===== SOURCE RECORDS =====

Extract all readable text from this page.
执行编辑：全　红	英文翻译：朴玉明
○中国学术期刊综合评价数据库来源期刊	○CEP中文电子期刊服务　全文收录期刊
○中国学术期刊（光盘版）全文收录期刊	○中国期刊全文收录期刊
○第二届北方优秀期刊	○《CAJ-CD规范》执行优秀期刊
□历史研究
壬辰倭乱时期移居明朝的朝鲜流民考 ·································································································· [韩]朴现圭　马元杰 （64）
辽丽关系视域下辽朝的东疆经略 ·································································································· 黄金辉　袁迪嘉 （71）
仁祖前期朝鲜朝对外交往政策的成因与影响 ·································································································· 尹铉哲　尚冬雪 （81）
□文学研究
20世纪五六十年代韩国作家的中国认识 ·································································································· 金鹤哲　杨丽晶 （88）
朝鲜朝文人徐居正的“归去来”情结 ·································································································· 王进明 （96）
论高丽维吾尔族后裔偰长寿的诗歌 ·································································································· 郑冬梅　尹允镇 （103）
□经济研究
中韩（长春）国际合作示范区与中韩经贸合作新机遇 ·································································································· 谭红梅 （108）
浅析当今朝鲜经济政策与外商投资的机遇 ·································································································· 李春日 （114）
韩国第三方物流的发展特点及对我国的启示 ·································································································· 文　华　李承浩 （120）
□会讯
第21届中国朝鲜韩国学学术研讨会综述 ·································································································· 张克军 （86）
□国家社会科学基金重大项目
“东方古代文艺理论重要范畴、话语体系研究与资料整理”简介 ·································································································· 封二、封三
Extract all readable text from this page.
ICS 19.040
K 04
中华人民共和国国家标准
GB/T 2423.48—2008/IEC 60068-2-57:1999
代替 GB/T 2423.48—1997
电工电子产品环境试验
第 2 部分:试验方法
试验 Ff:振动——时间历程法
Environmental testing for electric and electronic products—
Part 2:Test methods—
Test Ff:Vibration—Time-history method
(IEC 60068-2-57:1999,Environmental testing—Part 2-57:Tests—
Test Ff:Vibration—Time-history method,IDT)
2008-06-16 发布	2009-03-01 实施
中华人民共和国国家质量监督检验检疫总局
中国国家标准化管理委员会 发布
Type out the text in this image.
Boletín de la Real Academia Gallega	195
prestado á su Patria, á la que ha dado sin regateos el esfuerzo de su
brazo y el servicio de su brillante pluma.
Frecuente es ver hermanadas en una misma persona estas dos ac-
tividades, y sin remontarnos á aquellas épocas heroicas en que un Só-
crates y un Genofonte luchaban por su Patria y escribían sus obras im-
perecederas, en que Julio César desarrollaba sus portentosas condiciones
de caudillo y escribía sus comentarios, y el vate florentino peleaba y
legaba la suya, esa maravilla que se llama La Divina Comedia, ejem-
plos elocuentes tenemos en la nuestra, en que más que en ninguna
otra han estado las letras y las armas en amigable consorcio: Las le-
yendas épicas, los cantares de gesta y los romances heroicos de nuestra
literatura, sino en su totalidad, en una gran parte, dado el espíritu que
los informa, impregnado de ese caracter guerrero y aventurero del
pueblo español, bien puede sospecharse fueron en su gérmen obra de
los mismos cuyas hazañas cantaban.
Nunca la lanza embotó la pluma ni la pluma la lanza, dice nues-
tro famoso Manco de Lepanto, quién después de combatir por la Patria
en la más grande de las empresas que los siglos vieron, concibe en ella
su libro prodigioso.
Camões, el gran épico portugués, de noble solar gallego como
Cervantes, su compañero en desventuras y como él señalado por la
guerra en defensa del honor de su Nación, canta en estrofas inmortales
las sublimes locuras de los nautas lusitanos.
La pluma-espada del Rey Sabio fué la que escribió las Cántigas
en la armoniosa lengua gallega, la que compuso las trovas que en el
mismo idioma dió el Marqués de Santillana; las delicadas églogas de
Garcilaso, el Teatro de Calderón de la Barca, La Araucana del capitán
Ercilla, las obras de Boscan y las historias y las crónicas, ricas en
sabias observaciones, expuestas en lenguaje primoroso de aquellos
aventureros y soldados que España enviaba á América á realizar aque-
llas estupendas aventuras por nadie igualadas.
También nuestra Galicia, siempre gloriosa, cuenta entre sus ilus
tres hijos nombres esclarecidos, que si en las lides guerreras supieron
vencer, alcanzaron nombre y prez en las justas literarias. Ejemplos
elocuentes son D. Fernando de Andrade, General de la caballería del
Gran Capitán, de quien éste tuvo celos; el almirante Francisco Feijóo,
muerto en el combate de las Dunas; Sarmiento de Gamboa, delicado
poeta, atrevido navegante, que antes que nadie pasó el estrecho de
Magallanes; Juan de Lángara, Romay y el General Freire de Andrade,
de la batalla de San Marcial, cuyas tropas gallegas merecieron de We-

=====

▶ REQUIRED TASK
Report all lines of the data that include the word "General".

▶ RESULT OF THIS EXERCISE
elocuentes son D. Fernando de Andrade, General de la caballería del
Magallanes; Juan de Lángara, Romay y el General Freire de Andrade,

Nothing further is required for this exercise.